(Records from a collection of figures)

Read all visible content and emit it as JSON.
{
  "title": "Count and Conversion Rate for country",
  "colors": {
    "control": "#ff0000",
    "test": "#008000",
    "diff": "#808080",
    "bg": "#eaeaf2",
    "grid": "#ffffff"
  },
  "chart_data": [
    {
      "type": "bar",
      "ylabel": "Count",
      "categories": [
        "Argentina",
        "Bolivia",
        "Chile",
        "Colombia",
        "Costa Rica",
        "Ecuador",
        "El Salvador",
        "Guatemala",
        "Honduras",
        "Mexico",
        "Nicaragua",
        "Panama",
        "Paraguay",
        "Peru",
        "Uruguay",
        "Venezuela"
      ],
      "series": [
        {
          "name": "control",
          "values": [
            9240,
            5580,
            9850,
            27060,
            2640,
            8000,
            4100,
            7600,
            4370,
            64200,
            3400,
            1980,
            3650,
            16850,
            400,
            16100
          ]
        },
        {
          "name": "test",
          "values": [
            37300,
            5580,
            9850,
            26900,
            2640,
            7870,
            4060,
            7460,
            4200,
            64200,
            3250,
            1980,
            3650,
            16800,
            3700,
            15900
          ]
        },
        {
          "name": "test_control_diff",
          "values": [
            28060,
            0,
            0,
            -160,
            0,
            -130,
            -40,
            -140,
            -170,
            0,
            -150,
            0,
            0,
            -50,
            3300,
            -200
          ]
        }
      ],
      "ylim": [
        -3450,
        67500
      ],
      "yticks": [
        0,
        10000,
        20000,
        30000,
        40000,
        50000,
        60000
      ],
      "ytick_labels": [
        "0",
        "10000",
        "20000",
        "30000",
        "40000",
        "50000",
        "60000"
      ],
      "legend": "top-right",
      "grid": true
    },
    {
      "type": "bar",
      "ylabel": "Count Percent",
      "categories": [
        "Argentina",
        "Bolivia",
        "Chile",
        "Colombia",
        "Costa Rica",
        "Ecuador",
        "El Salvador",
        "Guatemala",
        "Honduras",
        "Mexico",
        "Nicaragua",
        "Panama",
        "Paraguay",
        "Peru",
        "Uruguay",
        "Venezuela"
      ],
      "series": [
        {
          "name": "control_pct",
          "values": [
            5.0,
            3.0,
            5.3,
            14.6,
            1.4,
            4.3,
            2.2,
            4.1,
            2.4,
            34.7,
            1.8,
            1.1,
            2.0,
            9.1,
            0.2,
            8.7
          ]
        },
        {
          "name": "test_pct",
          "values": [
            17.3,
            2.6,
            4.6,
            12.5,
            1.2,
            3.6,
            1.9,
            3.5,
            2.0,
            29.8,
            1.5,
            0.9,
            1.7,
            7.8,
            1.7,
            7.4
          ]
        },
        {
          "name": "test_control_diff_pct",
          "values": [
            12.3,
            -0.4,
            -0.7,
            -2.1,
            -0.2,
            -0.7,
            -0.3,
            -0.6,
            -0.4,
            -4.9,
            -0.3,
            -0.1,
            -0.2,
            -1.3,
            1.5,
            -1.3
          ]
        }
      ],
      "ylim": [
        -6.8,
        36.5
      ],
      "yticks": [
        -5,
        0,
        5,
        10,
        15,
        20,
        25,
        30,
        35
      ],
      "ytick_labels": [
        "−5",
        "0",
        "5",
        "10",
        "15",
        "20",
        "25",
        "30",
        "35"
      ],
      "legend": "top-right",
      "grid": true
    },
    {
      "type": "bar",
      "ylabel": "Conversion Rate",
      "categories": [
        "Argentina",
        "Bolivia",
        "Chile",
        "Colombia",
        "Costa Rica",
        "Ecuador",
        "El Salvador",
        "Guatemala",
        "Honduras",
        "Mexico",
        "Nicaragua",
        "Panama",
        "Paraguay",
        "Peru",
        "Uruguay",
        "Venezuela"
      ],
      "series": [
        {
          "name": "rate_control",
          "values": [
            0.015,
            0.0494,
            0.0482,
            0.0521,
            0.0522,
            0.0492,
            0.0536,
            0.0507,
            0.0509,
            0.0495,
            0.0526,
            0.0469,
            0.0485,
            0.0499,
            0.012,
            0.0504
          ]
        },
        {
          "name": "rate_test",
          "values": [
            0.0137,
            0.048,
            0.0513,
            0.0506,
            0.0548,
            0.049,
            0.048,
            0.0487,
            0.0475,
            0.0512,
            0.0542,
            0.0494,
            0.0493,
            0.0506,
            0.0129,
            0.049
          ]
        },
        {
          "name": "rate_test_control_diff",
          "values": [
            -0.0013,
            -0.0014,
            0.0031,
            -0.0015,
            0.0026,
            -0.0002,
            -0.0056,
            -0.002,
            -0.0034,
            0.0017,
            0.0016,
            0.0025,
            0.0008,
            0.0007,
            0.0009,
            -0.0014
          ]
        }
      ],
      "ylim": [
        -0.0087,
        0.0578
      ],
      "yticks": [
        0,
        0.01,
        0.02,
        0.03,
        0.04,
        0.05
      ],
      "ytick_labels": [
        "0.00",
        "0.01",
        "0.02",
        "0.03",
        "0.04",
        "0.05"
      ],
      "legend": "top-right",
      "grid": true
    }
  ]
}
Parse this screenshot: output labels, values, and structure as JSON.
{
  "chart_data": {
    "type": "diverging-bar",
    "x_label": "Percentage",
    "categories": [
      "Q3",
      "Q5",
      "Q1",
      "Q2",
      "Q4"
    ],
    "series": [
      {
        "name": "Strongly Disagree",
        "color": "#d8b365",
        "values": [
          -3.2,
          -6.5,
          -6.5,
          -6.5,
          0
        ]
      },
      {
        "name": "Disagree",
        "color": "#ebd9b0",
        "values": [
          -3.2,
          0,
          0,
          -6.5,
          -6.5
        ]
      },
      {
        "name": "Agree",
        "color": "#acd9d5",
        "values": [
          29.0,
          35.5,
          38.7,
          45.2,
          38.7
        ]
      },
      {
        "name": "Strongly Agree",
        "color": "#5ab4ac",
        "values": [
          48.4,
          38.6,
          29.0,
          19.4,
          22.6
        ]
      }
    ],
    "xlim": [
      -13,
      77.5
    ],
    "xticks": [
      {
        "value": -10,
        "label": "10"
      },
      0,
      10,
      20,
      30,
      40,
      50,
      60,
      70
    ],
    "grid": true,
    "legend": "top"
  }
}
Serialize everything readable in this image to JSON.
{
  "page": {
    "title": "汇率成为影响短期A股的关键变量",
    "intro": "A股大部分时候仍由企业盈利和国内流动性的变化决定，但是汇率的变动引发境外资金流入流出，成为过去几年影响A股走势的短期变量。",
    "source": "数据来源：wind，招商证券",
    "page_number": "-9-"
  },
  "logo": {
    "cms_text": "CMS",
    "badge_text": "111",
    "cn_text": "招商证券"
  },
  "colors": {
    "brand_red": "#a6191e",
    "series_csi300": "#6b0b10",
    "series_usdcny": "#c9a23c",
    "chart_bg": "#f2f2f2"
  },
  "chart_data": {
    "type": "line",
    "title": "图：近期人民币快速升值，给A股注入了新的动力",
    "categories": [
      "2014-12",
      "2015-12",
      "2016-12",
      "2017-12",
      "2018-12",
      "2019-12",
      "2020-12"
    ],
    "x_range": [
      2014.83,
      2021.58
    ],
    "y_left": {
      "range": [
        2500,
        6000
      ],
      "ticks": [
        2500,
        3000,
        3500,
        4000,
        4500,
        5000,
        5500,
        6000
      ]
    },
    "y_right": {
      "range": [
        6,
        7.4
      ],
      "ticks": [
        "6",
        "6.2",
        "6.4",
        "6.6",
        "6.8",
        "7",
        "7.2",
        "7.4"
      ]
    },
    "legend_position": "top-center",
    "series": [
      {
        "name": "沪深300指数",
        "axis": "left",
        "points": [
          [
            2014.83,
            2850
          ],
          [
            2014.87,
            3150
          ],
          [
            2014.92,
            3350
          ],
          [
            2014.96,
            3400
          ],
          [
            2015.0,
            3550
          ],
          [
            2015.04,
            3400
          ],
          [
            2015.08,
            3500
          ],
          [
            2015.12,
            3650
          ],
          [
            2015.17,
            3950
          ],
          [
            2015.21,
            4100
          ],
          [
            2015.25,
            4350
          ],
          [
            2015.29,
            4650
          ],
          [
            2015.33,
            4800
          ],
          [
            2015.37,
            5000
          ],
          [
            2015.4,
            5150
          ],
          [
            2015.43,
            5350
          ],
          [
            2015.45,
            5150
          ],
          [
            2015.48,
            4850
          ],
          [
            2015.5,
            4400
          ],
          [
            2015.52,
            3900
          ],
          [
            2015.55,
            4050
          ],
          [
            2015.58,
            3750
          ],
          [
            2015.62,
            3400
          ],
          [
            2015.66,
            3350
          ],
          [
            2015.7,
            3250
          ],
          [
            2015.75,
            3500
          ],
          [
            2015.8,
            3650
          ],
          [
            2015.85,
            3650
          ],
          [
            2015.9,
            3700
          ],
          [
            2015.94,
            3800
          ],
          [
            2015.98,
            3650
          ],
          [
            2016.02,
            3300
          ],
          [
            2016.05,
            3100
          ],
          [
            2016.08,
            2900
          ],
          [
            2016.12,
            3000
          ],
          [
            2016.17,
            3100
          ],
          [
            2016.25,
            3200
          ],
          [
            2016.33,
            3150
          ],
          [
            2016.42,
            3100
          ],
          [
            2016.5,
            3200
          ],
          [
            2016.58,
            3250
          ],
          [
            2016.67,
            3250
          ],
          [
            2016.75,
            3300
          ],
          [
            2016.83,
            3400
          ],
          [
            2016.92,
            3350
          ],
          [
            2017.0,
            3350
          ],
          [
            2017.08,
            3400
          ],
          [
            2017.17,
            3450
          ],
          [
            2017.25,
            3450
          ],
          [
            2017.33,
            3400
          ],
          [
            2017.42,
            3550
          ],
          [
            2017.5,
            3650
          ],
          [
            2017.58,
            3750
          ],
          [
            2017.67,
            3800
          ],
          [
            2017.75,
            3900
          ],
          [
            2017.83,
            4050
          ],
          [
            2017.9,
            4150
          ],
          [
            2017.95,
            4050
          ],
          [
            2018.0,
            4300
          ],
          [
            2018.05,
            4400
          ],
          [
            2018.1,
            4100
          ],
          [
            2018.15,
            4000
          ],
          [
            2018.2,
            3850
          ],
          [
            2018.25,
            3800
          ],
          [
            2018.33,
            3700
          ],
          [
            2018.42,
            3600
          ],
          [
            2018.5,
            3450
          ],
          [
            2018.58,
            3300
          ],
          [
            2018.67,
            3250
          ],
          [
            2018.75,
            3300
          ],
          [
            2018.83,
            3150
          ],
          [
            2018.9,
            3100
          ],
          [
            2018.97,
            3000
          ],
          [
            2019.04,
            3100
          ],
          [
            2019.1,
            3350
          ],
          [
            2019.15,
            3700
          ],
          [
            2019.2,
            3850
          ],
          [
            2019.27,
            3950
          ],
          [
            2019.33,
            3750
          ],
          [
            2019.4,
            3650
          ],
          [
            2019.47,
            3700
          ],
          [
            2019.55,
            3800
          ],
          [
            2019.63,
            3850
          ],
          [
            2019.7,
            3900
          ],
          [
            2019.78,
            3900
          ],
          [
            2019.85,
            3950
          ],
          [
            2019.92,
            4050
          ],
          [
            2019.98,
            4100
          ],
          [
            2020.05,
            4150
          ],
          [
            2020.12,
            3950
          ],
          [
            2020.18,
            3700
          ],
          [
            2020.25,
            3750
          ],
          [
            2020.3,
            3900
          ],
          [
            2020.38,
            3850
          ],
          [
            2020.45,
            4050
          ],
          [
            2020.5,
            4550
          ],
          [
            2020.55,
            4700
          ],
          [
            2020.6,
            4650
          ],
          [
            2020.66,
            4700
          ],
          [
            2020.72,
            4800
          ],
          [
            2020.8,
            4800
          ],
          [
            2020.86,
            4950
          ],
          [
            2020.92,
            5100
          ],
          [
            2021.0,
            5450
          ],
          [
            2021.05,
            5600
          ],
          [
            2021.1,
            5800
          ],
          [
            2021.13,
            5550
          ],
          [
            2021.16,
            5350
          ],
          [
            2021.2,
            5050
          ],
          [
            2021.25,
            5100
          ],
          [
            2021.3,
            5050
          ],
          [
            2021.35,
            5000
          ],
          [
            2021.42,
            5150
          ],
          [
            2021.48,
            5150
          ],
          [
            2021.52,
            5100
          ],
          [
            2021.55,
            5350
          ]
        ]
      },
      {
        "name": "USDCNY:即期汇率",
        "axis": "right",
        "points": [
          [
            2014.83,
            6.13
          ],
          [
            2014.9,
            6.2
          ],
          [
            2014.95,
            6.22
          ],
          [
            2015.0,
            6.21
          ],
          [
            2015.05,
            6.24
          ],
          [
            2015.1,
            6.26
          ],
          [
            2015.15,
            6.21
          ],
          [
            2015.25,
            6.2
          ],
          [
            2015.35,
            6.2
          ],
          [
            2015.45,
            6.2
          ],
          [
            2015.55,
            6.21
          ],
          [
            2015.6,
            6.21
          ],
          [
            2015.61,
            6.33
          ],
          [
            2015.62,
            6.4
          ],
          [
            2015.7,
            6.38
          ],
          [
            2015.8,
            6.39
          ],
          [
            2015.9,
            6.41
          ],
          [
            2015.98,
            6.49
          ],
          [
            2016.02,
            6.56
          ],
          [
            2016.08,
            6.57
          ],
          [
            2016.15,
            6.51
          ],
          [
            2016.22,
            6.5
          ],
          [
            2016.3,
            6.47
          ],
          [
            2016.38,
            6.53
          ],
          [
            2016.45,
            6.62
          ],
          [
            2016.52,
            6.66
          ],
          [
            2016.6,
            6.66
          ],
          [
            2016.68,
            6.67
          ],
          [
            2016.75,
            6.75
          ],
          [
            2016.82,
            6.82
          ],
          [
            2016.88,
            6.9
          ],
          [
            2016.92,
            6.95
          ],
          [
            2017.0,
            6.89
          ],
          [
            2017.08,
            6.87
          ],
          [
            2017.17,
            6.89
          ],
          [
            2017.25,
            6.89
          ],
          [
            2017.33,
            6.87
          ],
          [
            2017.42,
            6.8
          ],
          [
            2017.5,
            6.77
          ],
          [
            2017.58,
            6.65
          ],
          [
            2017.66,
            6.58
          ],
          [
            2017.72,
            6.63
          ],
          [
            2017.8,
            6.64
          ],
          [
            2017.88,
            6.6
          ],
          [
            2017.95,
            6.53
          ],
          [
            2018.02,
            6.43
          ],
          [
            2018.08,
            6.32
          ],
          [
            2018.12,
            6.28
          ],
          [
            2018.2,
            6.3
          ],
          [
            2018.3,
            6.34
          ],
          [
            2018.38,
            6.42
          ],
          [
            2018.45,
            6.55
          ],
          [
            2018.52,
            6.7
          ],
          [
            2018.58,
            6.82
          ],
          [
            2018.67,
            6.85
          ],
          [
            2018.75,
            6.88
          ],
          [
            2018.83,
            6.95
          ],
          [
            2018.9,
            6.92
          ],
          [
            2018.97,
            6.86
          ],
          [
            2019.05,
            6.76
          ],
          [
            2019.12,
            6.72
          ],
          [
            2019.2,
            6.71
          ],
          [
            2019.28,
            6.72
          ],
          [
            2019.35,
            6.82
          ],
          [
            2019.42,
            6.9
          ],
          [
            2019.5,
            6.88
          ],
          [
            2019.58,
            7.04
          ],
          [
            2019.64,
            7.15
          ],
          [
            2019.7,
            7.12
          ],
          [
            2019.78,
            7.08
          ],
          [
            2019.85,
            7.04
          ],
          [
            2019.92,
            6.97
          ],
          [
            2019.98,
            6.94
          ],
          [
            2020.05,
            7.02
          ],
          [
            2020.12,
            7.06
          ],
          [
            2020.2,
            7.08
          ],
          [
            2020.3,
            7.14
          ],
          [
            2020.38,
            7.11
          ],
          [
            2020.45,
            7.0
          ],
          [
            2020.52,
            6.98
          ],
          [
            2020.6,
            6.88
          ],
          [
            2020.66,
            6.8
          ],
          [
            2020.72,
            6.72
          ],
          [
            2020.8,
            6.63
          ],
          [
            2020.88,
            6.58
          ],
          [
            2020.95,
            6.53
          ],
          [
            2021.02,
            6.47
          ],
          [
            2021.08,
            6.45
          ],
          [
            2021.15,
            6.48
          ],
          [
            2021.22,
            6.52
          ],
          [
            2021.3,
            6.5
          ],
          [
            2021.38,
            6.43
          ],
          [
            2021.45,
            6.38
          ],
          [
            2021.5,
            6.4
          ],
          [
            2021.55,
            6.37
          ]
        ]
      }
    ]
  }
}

- WHAT YOU WILL DO
Locate each line containing the string "ylabel" and show it.

- SOLUTION TO THIS PROBLEM
      "ylabel": "Count",
      "ylabel": "Count Percent",
      "ylabel": "Conversion Rate",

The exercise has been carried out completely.